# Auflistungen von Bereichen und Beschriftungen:
===

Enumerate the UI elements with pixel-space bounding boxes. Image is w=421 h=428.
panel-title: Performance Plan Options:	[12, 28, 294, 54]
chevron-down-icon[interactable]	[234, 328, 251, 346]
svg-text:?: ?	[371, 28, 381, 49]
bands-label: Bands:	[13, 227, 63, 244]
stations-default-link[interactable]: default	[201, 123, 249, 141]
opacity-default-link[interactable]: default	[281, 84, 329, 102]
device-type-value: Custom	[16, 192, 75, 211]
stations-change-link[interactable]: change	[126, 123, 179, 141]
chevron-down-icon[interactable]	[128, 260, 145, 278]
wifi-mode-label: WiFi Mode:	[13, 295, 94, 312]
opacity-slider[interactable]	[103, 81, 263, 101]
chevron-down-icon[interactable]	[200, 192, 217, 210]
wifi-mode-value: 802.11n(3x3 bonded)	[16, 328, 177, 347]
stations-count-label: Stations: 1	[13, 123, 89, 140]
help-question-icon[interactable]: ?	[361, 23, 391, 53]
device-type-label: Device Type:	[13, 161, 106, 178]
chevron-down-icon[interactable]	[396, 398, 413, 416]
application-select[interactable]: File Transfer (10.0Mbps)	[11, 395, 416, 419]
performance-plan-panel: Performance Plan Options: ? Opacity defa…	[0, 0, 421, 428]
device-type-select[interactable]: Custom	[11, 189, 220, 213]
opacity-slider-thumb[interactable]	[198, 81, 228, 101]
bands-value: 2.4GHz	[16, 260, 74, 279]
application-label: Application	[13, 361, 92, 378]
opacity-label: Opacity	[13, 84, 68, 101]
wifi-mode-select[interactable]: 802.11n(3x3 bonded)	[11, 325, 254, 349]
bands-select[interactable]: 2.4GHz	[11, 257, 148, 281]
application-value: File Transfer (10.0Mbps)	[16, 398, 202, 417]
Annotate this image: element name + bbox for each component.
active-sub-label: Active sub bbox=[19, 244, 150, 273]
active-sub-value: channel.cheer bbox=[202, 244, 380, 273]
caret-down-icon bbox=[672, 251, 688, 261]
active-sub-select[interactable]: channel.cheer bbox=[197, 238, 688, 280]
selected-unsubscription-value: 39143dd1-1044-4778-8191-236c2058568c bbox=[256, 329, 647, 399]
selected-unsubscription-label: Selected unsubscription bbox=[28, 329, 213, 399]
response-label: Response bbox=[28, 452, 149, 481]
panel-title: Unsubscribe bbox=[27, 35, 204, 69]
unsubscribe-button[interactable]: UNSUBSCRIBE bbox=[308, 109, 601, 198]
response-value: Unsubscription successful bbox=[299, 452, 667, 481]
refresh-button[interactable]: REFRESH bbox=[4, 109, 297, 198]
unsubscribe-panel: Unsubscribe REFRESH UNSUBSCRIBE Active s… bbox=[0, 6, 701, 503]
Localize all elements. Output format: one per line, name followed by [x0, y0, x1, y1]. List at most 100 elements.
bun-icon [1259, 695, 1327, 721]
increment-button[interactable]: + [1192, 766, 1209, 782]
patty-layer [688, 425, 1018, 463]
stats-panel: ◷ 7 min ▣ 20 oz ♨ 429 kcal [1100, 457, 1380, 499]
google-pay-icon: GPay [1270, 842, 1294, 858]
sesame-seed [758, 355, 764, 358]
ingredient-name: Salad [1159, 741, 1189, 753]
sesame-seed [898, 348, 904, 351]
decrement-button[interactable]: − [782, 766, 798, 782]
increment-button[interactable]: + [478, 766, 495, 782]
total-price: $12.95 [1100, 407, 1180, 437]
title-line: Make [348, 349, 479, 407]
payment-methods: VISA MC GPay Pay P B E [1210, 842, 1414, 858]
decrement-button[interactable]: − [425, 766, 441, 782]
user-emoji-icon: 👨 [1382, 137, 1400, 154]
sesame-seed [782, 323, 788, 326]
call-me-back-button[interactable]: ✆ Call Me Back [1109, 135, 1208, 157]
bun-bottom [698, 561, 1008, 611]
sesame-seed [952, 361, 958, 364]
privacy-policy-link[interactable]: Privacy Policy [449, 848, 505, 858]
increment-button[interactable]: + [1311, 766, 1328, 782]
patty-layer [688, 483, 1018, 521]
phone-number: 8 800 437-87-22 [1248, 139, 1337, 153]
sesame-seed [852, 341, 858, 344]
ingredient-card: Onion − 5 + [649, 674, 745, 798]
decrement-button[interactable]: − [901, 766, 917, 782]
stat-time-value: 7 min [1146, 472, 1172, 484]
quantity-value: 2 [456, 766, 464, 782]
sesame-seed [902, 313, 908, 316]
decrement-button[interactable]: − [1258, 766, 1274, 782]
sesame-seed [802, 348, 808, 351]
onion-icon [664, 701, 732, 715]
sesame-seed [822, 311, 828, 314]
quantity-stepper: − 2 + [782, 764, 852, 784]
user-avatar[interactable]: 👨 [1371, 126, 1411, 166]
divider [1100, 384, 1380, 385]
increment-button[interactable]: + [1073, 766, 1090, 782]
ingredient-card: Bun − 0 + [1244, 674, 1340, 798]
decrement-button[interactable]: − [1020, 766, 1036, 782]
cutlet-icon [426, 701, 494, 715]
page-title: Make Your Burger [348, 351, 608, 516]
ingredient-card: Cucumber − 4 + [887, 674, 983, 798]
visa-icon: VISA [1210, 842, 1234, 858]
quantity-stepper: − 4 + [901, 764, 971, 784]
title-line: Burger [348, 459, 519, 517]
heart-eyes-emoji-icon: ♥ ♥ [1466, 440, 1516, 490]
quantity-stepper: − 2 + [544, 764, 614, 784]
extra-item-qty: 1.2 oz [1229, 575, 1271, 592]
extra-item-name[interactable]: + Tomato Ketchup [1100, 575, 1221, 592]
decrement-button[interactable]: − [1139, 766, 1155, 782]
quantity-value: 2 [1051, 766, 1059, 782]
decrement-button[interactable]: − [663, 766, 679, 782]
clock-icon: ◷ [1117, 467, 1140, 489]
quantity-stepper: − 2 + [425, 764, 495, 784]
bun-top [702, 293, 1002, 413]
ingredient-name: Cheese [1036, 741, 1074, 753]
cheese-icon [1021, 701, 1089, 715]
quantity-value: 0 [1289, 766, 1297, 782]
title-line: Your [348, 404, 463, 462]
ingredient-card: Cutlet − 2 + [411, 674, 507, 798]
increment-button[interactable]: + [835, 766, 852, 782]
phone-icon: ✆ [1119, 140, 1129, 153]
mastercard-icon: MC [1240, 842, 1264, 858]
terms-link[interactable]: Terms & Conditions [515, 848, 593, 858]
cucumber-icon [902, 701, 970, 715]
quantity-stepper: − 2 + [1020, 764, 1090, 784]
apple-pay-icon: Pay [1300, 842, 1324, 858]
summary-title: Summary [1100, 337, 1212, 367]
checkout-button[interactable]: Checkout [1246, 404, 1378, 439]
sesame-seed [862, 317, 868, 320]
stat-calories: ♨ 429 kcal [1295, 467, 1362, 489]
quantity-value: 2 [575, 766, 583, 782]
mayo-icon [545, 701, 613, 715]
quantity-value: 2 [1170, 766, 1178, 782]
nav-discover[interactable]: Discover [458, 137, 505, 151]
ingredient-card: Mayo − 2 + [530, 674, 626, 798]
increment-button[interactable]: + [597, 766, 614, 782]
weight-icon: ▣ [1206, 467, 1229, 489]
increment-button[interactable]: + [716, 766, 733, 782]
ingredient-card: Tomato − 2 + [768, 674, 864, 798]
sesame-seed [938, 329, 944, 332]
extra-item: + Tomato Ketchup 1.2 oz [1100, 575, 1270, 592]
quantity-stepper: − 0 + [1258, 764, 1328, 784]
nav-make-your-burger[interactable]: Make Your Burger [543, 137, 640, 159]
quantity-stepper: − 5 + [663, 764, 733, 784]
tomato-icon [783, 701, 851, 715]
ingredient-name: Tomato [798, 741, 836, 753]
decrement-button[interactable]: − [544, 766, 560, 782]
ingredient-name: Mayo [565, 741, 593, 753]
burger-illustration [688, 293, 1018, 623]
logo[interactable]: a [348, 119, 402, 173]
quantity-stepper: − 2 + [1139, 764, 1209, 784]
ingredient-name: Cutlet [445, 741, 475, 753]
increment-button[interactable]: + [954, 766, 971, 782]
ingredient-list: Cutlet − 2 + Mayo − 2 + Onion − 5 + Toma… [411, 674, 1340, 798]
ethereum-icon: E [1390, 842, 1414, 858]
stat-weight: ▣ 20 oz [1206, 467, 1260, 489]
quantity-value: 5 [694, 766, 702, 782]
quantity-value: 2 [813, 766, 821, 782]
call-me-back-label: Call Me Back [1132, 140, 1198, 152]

===

# Ziel der Aufgabe:
Benenne in den Zeilen vom Anfang der Daten bis einschließlich der Zeile mit „192, 217, 210]“ das Wort „Custom“ in „Standard“ um und gib nur diese Zeilen sonst unverändert wieder.

# Antwort:
Enumerate the UI elements with pixel-space bounding boxes. Image is w=421 h=428.
panel-title: Performance Plan Options:	[12, 28, 294, 54]
chevron-down-icon[interactable]	[234, 328, 251, 346]
svg-text:?: ?	[371, 28, 381, 49]
bands-label: Bands:	[13, 227, 63, 244]
stations-default-link[interactable]: default	[201, 123, 249, 141]
opacity-default-link[interactable]: default	[281, 84, 329, 102]
device-type-value: Standard	[16, 192, 75, 211]
stations-change-link[interactable]: change	[126, 123, 179, 141]
chevron-down-icon[interactable]	[128, 260, 145, 278]
wifi-mode-label: WiFi Mode:	[13, 295, 94, 312]
opacity-slider[interactable]	[103, 81, 263, 101]
chevron-down-icon[interactable]	[200, 192, 217, 210]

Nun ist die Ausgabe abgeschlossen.